## STATED TASK
Give the listing again character for character, but drop the images.

## DATA RECORDS
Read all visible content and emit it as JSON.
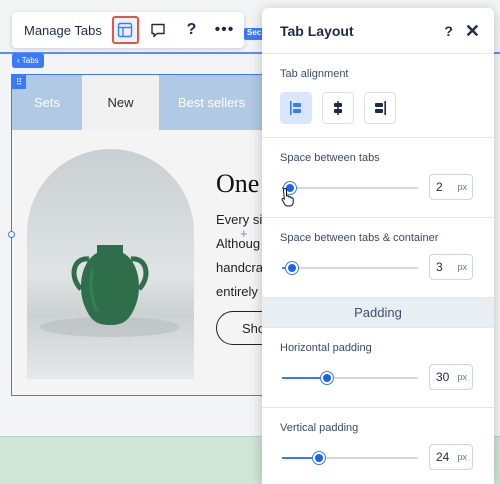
{
  "toolbar": {
    "manage_tabs_label": "Manage Tabs",
    "help_label": "?",
    "more_label": "•••"
  },
  "canvas": {
    "tabs_badge": "‹ Tabs",
    "section_badge": "Sec"
  },
  "widget": {
    "tabs": [
      {
        "label": "Sets"
      },
      {
        "label": "New"
      },
      {
        "label": "Best sellers"
      }
    ],
    "title": "One",
    "lines": [
      "Every si",
      "Althoug",
      "handcra",
      "entirely"
    ],
    "button_label": "Sho"
  },
  "panel": {
    "title": "Tab Layout",
    "help": "?",
    "close": "✕",
    "tab_alignment": {
      "label": "Tab alignment",
      "options": [
        "align-left",
        "align-center",
        "align-right"
      ],
      "selected": "align-left"
    },
    "space_between_tabs": {
      "label": "Space between tabs",
      "value": "2",
      "unit": "px",
      "fraction": 0.06
    },
    "space_tabs_container": {
      "label": "Space between tabs & container",
      "value": "3",
      "unit": "px",
      "fraction": 0.07
    },
    "padding_header": "Padding",
    "horizontal_padding": {
      "label": "Horizontal padding",
      "value": "30",
      "unit": "px",
      "fraction": 0.33
    },
    "vertical_padding": {
      "label": "Vertical padding",
      "value": "24",
      "unit": "px",
      "fraction": 0.27
    }
  },
  "colors": {
    "accent": "#3b7bfb",
    "tab_bg": "#b0c9e4",
    "active_outline": "#e8553d",
    "vase": "#2f6e4a"
  }
}
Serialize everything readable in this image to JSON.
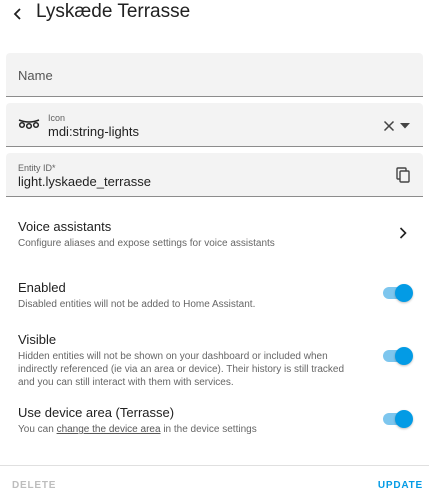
{
  "header": {
    "title": "Lyskæde Terrasse"
  },
  "name_field": {
    "placeholder": "Name"
  },
  "icon_field": {
    "label": "Icon",
    "value": "mdi:string-lights"
  },
  "entity_field": {
    "label": "Entity ID*",
    "value": "light.lyskaede_terrasse"
  },
  "voice": {
    "title": "Voice assistants",
    "description": "Configure aliases and expose settings for voice assistants"
  },
  "enabled": {
    "title": "Enabled",
    "description": "Disabled entities will not be added to Home Assistant.",
    "on": true
  },
  "visible": {
    "title": "Visible",
    "description_1": "Hidden entities will not be shown on your dashboard or included when",
    "description_2": "indirectly referenced (ie via an area or device). Their history is still tracked",
    "description_3": "and you can still interact with them with services.",
    "on": true
  },
  "device_area": {
    "title": "Use device area (Terrasse)",
    "description_prefix": "You can",
    "description_link": "change the device area",
    "description_suffix": "in the device settings",
    "on": true
  },
  "footer": {
    "delete_label": "DELETE",
    "update_label": "UPDATE"
  },
  "colors": {
    "accent": "#039be5",
    "track": "#7dc6ee",
    "field_bg": "#f3f3f3"
  }
}
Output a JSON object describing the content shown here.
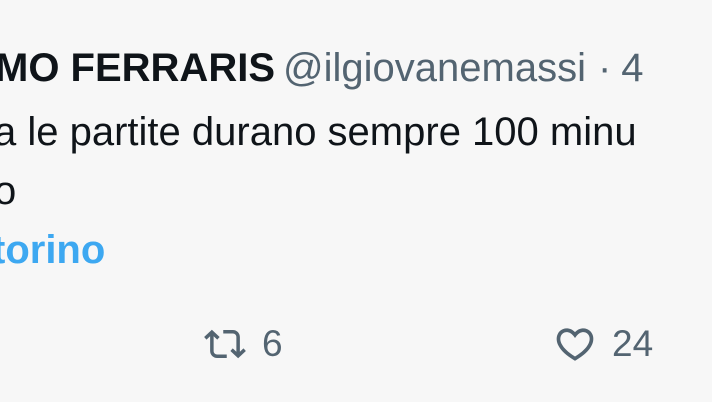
{
  "tweet": {
    "author_name": "MO FERRARIS",
    "handle": "@ilgiovanemassi",
    "separator": "·",
    "time": "4",
    "text_line_1": "a le partite durano sempre 100 minu",
    "text_line_2": "o",
    "hashtag": "torino"
  },
  "actions": {
    "retweet": {
      "icon": "retweet-icon",
      "count": "6"
    },
    "like": {
      "icon": "heart-icon",
      "count": "24"
    }
  },
  "colors": {
    "background": "#f7f7f7",
    "text": "#0f1419",
    "muted": "#536471",
    "link": "#1d9bf0"
  }
}
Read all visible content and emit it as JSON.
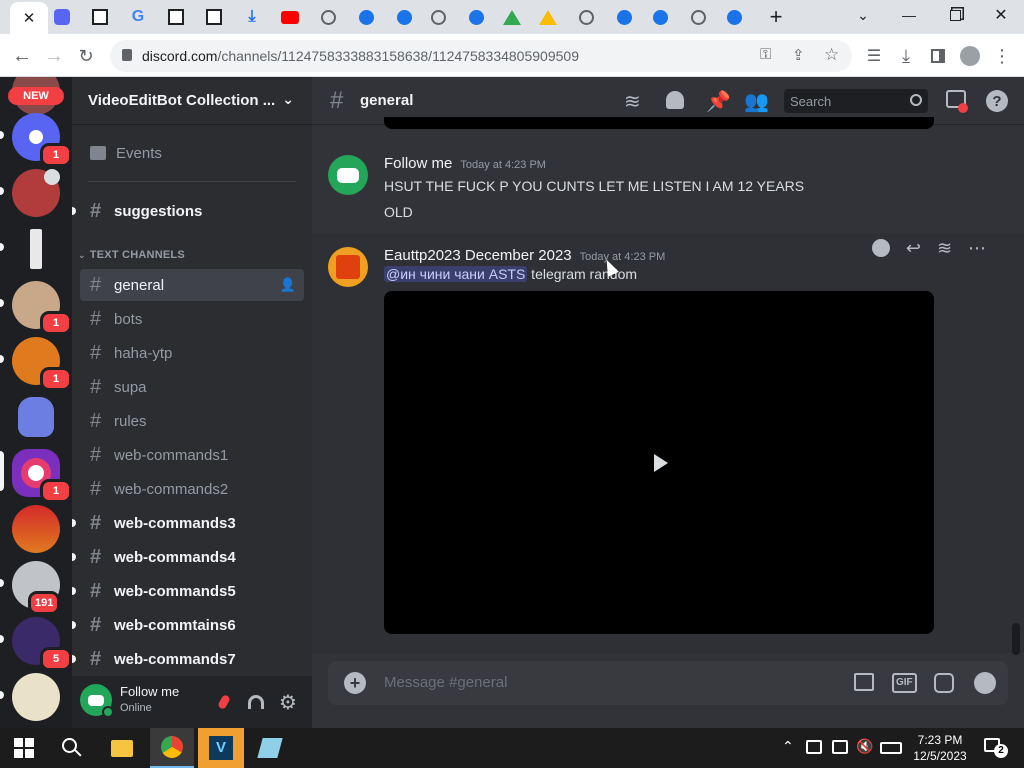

## ANSWER FOR THIS EXERCISE
Read all visible content and emit it as JSON.
{
  "toolbar": {
    "manage_tabs_label": "Manage Tabs",
    "help_label": "?",
    "more_label": "•••"
  },
  "canvas": {
    "tabs_badge": "‹ Tabs",
    "section_badge": "Sec"
  },
  "widget": {
    "tabs": [
      {
        "label": "Sets"
      },
      {
        "label": "New"
      },
      {
        "label": "Best sellers"
      }
    ],
    "title": "One",
    "lines": [
      "Every si",
      "Althoug",
      "handcra",
      "entirely"
    ],
    "button_label": "Sho"
  },
  "panel": {
    "title": "Tab Layout",
    "help": "?",
    "close": "✕",
    "tab_alignment": {
      "label": "Tab alignment",
      "options": [
        "align-left",
        "align-center",
        "align-right"
      ],
      "selected": "align-left"
    },
    "space_between_tabs": {
      "label": "Space between tabs",
      "value": "2",
      "unit": "px",
      "fraction": 0.06
    },
    "space_tabs_container": {
      "label": "Space between tabs & container",
      "value": "3",
      "unit": "px",
      "fraction": 0.07
    },
    "padding_header": "Padding",
    "horizontal_padding": {
      "label": "Horizontal padding",
      "value": "30",
      "unit": "px",
      "fraction": 0.33
    },
    "vertical_padding": {
      "label": "Vertical padding",
      "value": "24",
      "unit": "px",
      "fraction": 0.27
    }
  },
  "colors": {
    "accent": "#3b7bfb",
    "tab_bg": "#b0c9e4",
    "active_outline": "#e8553d",
    "vase": "#2f6e4a"
  }
}
Serialize everything readable in this image to JSON.
{
  "header": {
    "title": "Lyskæde Terrasse"
  },
  "name_field": {
    "placeholder": "Name"
  },
  "icon_field": {
    "label": "Icon",
    "value": "mdi:string-lights"
  },
  "entity_field": {
    "label": "Entity ID*",
    "value": "light.lyskaede_terrasse"
  },
  "voice": {
    "title": "Voice assistants",
    "description": "Configure aliases and expose settings for voice assistants"
  },
  "enabled": {
    "title": "Enabled",
    "description": "Disabled entities will not be added to Home Assistant.",
    "on": true
  },
  "visible": {
    "title": "Visible",
    "description_1": "Hidden entities will not be shown on your dashboard or included when",
    "description_2": "indirectly referenced (ie via an area or device). Their history is still tracked",
    "description_3": "and you can still interact with them with services.",
    "on": true
  },
  "device_area": {
    "title": "Use device area (Terrasse)",
    "description_prefix": "You can",
    "description_link": "change the device area",
    "description_suffix": "in the device settings",
    "on": true
  },
  "footer": {
    "delete_label": "DELETE",
    "update_label": "UPDATE"
  },
  "colors": {
    "accent": "#039be5",
    "track": "#7dc6ee",
    "field_bg": "#f3f3f3"
  }
}
Output a JSON object describing the content shown here.
{
  "tweet": {
    "author_name": "MO FERRARIS",
    "handle": "@ilgiovanemassi",
    "separator": "·",
    "time": "4",
    "text_line_1": "a le partite durano sempre 100 minu",
    "text_line_2": "o",
    "hashtag": "torino"
  },
  "actions": {
    "retweet": {
      "icon": "retweet-icon",
      "count": "6"
    },
    "like": {
      "icon": "heart-icon",
      "count": "24"
    }
  },
  "colors": {
    "background": "#f7f7f7",
    "text": "#0f1419",
    "muted": "#536471",
    "link": "#1d9bf0"
  }
}
Read all visible content and emit it as JSON.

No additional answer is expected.